- [AIM OF THE TASK]:
Leave the pictures aside and write out exactly every line from the one containing "Output a JSON" through the last line.

(Dataset records on visual material)
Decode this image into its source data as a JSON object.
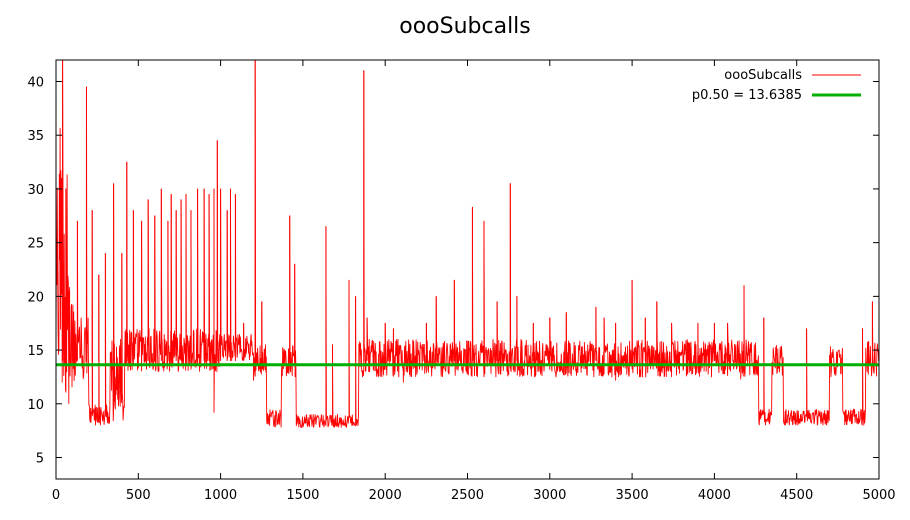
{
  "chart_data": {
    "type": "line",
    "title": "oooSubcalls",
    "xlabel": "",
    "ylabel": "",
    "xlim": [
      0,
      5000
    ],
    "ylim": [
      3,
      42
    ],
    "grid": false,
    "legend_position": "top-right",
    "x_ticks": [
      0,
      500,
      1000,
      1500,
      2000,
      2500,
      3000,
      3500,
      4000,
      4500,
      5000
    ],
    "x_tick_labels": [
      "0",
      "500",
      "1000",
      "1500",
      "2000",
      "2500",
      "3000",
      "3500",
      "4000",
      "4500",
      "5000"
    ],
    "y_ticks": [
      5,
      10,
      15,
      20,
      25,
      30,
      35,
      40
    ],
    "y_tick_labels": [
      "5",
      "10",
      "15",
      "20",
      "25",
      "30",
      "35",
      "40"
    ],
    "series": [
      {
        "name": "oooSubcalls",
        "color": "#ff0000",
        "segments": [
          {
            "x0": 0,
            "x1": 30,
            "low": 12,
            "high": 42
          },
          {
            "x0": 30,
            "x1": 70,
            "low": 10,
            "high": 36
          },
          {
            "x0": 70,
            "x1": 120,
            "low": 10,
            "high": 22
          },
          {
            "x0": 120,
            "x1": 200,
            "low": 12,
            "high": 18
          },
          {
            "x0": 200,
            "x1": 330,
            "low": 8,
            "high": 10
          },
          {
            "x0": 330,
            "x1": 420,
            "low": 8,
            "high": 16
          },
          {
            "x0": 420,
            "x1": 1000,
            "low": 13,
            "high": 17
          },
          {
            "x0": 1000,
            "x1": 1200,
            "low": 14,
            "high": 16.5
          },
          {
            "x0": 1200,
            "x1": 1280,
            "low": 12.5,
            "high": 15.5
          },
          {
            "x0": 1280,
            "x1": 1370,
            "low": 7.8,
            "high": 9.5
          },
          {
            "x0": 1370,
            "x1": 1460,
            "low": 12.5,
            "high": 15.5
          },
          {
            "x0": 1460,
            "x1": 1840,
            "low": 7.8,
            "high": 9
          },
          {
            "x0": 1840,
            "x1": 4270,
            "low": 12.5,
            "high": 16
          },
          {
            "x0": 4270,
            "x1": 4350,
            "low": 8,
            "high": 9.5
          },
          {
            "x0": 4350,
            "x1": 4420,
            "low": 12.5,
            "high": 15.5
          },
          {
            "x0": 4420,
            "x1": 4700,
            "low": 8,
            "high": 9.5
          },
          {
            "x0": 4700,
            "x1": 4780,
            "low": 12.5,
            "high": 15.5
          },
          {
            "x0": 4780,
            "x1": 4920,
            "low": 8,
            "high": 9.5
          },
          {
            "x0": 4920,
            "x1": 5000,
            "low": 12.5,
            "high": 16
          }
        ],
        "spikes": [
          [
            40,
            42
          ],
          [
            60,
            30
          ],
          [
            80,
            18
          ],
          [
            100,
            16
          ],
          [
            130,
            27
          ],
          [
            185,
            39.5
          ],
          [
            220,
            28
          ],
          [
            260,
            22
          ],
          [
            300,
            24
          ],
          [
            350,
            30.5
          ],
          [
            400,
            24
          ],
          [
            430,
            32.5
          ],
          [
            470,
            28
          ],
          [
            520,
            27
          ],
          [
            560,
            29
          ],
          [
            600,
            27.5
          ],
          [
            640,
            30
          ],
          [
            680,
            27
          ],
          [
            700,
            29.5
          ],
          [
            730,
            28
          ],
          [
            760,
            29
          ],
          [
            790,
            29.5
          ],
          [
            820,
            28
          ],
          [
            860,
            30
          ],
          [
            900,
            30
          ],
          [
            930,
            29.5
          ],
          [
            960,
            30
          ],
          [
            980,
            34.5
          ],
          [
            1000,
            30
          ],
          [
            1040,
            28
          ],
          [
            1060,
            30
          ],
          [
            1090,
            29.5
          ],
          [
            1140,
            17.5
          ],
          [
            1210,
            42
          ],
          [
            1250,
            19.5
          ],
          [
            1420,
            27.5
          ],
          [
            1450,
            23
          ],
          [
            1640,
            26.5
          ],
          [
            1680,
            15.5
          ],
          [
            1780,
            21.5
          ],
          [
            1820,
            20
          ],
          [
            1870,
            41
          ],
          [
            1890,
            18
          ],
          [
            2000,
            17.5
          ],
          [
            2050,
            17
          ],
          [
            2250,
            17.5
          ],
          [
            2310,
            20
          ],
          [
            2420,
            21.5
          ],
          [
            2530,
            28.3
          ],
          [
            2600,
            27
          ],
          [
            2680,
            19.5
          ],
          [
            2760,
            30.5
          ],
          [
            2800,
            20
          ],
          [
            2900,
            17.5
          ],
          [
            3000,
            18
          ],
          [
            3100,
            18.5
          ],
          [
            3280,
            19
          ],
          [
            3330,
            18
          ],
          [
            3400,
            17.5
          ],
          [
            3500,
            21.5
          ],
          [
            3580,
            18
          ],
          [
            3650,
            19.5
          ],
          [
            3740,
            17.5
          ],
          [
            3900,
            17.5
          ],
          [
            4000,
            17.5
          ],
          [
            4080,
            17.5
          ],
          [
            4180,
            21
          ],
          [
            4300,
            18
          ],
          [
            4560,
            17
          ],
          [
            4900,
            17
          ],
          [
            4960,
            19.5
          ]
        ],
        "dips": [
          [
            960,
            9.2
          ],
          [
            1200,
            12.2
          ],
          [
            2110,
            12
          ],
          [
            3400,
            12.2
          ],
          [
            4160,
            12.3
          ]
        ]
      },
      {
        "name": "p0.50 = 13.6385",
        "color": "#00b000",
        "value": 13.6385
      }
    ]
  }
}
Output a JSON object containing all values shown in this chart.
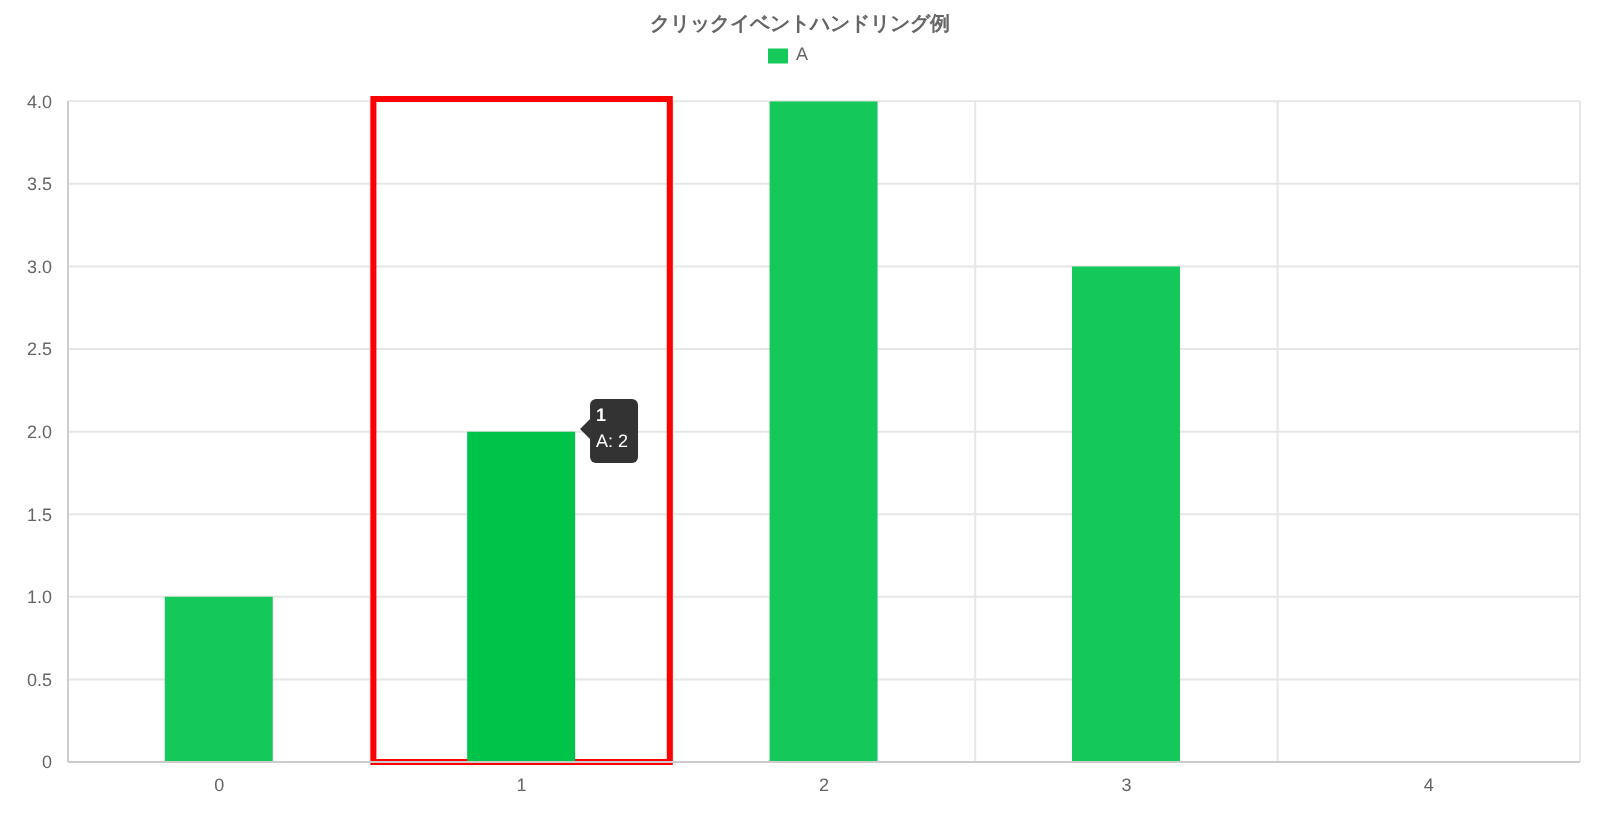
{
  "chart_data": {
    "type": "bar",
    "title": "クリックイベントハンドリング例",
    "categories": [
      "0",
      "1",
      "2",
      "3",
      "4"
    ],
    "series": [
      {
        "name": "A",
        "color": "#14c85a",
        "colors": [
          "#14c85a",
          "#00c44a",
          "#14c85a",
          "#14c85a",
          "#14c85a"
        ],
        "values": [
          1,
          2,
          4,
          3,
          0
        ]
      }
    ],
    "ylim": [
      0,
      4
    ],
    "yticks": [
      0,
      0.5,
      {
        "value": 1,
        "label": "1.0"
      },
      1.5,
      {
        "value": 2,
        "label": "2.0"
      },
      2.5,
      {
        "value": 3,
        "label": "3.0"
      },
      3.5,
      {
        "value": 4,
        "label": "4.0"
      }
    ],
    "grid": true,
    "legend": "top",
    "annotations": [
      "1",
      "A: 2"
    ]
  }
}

- [FULL RESPONSE]:
Output a JSON object containing all values shown in this chart.
{
  "chart_data": {
    "type": "bar",
    "title": "クリックイベントハンドリング例",
    "categories": [
      "0",
      "1",
      "2",
      "3",
      "4"
    ],
    "series": [
      {
        "name": "A",
        "color": "#14c85a",
        "colors": [
          "#14c85a",
          "#00c44a",
          "#14c85a",
          "#14c85a",
          "#14c85a"
        ],
        "values": [
          1,
          2,
          4,
          3,
          0
        ]
      }
    ],
    "ylim": [
      0,
      4
    ],
    "yticks": [
      0,
      0.5,
      {
        "value": 1,
        "label": "1.0"
      },
      1.5,
      {
        "value": 2,
        "label": "2.0"
      },
      2.5,
      {
        "value": 3,
        "label": "3.0"
      },
      3.5,
      {
        "value": 4,
        "label": "4.0"
      }
    ],
    "grid": true,
    "legend": "top",
    "annotations": [
      "1",
      "A: 2"
    ]
  }
}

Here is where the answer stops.